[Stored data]
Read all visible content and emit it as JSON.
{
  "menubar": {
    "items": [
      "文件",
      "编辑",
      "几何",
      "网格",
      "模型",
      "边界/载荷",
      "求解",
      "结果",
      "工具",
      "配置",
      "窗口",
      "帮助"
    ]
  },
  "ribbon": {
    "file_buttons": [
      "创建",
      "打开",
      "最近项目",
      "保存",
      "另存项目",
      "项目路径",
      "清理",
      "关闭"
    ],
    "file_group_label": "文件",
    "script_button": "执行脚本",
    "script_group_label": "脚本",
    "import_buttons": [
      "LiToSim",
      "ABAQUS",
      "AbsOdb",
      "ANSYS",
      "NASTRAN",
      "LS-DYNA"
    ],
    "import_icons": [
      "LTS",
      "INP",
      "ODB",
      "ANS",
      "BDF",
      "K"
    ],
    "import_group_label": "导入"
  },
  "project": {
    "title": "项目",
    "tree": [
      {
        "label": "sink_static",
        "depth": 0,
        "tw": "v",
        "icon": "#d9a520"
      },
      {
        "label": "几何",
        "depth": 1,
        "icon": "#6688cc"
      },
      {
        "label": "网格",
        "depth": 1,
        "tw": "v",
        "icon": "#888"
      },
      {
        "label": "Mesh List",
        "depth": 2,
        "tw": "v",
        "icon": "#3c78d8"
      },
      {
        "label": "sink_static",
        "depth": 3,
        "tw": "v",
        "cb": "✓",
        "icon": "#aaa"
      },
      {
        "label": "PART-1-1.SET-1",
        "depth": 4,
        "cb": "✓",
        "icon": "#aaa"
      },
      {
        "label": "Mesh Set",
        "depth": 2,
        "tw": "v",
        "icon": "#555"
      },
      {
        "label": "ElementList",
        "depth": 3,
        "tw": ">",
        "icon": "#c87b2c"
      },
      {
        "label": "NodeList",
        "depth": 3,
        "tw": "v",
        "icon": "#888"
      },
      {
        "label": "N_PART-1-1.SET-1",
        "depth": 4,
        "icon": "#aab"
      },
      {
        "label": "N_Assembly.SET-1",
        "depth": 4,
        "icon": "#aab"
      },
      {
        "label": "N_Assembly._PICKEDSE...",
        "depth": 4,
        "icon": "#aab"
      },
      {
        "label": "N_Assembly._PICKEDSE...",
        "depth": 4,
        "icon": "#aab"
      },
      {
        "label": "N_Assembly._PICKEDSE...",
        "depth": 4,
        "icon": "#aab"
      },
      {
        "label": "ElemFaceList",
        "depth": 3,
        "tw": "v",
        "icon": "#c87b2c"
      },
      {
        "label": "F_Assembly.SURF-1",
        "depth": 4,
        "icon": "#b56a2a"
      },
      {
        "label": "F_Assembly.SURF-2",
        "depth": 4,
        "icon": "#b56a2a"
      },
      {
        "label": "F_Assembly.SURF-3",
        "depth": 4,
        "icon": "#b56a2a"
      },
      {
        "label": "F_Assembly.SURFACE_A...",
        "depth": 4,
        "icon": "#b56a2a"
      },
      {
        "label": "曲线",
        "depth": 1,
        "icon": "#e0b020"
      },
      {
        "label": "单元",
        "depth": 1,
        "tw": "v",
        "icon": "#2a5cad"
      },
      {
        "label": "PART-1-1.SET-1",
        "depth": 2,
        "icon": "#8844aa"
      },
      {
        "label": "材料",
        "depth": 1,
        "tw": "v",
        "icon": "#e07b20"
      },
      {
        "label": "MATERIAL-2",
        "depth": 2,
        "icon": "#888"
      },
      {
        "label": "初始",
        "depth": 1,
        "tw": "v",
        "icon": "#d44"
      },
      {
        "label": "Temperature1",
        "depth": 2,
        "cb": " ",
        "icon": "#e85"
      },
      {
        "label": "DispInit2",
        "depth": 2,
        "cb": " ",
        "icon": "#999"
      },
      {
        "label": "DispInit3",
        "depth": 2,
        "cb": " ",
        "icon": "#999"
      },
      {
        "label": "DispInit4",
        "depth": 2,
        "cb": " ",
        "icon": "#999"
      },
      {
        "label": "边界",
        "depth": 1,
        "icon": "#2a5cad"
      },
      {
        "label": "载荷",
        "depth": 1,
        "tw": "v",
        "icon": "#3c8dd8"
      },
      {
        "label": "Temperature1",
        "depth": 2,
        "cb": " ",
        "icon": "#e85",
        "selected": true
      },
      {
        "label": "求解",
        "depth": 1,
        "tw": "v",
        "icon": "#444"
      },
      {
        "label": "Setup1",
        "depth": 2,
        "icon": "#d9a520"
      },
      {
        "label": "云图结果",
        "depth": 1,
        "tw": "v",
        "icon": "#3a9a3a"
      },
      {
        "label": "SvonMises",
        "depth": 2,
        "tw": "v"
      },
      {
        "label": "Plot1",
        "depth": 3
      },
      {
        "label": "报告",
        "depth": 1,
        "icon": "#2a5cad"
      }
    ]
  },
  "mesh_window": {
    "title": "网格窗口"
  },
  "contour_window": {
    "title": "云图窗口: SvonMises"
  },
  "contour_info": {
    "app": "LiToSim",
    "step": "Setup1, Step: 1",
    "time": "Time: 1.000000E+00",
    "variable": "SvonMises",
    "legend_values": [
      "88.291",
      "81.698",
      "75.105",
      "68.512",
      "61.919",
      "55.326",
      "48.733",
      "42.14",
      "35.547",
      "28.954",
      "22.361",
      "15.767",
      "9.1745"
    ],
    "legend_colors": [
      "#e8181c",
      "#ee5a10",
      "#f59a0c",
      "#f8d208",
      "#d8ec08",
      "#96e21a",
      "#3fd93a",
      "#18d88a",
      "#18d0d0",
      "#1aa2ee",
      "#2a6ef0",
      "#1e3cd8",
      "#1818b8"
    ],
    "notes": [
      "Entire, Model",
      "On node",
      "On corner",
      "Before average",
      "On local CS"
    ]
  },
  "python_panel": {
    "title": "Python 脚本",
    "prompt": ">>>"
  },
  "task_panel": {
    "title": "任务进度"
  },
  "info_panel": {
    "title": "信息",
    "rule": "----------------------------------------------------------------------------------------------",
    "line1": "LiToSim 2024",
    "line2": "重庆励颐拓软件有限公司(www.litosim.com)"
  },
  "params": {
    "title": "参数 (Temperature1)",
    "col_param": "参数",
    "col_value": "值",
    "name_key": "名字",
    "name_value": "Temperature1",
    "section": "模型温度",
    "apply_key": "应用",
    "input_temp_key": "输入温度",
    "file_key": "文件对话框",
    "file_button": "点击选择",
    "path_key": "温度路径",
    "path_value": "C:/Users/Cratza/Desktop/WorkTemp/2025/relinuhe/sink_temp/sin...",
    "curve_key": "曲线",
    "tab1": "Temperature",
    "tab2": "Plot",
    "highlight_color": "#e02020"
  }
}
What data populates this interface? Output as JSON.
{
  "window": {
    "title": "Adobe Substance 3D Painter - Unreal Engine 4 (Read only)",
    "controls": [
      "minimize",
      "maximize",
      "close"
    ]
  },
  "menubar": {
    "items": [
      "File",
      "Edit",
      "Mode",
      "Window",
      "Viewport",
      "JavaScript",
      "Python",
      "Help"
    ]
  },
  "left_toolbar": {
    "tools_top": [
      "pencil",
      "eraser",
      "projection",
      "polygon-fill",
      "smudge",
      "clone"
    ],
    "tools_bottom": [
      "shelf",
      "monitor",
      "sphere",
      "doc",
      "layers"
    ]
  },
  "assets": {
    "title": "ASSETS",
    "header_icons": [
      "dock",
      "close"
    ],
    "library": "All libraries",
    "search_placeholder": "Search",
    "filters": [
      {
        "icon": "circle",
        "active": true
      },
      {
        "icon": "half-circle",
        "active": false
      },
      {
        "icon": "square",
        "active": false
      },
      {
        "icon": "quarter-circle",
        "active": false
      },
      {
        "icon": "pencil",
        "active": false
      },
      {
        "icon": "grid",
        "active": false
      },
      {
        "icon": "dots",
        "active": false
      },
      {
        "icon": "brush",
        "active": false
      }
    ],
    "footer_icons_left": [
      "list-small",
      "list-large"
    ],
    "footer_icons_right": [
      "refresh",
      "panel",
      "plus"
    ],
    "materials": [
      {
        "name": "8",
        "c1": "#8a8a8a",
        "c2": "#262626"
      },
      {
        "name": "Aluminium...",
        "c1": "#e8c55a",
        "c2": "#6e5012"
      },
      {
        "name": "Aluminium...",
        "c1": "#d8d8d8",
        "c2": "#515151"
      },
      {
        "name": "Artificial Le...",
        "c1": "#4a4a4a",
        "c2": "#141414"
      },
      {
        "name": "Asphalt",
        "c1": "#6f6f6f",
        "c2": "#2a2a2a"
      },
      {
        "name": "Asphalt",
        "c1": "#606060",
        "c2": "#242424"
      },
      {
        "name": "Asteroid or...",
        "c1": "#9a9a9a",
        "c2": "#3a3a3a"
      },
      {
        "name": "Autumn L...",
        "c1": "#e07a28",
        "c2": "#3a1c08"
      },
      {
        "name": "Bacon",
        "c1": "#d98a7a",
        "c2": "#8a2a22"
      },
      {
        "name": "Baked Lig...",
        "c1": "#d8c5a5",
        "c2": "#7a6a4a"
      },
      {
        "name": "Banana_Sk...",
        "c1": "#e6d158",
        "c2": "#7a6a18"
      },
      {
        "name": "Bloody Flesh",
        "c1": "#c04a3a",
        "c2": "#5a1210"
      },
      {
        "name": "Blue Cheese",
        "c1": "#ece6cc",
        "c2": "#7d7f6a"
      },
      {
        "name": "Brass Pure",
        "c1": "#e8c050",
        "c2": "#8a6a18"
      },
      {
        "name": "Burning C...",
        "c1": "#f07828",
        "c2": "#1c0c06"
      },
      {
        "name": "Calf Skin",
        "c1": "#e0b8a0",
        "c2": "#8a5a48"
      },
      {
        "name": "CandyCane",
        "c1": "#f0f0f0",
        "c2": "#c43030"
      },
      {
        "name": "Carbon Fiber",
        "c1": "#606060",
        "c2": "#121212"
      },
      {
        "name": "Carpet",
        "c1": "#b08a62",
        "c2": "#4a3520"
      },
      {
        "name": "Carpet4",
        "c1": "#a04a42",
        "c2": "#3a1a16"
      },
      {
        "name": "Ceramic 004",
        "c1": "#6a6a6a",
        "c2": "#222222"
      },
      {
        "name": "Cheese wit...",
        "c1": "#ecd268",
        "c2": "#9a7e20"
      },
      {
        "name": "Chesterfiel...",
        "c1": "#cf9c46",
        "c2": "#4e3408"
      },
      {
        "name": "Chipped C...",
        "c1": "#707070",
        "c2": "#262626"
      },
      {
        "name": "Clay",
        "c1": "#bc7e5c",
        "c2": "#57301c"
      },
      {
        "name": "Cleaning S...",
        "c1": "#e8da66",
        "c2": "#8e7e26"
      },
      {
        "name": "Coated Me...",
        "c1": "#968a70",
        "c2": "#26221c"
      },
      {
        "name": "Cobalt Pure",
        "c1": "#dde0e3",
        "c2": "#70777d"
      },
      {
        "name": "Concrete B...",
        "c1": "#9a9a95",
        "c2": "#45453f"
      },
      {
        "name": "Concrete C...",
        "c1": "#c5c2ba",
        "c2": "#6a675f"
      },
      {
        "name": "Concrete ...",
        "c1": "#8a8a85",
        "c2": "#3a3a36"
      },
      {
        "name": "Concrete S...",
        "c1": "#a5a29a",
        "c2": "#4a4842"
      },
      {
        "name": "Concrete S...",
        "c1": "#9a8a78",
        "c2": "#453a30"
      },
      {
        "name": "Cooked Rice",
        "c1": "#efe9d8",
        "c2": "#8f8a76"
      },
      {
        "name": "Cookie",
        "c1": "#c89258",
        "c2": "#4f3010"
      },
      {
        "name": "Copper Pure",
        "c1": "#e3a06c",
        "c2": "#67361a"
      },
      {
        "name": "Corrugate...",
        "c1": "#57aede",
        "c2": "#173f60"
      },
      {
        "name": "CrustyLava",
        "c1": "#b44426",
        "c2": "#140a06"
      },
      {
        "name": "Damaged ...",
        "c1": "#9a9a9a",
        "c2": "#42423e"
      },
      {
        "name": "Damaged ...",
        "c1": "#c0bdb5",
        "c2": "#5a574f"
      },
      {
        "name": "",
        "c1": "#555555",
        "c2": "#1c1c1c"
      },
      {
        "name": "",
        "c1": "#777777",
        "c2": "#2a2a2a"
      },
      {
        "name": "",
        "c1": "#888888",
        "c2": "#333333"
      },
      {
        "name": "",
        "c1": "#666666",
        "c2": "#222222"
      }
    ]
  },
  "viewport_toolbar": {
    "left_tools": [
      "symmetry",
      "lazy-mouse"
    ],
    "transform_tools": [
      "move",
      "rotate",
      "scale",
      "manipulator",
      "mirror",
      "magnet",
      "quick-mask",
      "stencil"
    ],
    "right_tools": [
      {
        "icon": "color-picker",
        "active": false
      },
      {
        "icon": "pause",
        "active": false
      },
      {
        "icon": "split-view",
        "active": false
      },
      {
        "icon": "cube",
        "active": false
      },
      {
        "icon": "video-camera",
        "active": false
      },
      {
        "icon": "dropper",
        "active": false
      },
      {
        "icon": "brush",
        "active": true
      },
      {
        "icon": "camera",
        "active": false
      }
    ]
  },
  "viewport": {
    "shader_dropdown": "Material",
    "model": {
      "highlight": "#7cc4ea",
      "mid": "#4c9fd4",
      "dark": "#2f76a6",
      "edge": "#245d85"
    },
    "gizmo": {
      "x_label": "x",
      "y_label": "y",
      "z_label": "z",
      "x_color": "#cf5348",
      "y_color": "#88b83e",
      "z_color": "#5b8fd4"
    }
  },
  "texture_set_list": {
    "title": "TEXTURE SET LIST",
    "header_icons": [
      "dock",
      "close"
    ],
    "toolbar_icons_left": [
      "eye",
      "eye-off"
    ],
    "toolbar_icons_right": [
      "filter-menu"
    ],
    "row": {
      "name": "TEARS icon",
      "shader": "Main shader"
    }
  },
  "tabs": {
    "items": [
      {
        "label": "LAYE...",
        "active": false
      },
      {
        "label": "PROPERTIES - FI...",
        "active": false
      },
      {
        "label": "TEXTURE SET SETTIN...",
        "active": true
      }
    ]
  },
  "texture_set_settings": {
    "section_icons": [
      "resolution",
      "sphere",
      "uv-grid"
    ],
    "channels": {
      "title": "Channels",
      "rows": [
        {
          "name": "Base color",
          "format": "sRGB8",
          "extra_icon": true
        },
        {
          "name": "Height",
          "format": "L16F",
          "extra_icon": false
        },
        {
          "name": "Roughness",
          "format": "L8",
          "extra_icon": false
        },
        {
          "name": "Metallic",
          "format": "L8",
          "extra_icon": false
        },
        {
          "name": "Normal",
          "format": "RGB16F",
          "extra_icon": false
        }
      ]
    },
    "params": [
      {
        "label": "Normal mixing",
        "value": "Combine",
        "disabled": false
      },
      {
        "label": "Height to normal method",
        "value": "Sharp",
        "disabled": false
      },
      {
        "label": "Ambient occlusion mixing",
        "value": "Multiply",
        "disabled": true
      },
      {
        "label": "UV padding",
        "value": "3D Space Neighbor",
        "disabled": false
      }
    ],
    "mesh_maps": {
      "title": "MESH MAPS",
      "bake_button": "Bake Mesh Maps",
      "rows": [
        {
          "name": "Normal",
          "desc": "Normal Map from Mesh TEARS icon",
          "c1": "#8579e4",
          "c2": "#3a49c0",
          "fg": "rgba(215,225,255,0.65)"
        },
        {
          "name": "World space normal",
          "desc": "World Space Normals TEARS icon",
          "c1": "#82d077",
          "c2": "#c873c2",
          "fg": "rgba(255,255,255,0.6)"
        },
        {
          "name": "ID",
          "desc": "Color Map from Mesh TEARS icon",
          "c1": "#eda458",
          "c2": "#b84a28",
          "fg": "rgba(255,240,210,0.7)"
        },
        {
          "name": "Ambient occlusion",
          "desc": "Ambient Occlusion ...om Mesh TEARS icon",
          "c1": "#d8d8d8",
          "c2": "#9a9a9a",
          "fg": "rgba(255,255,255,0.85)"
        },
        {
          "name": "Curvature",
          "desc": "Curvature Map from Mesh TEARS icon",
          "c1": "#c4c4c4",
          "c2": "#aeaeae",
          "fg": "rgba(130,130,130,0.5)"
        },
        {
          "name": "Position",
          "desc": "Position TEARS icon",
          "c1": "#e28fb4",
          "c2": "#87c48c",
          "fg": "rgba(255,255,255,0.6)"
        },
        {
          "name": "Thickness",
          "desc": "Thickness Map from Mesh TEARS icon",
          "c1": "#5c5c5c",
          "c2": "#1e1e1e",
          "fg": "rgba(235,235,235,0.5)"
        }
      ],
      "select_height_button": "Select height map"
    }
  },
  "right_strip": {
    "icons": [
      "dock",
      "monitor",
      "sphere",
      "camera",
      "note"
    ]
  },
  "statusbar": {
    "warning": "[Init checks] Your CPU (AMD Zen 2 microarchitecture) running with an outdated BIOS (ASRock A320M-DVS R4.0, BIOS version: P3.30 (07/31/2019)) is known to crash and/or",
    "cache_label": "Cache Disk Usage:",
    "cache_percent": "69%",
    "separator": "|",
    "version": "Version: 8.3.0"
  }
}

• [THE EXERCISE]
Pick out the lines above containing the word "title", then copy them.

• [EXERCISE RESULT]
    "title": "项目",
    "title": "网格窗口"
    "title": "云图窗口: SvonMises"
    "title": "Python 脚本",
    "title": "任务进度"
    "title": "信息",
    "title": "参数 (Temperature1)",
    "title": "Adobe Substance 3D Painter - Unreal Engine 4 (Read only)",
    "title": "ASSETS",
    "title": "TEXTURE SET LIST",
      "title": "Channels",
      "title": "MESH MAPS",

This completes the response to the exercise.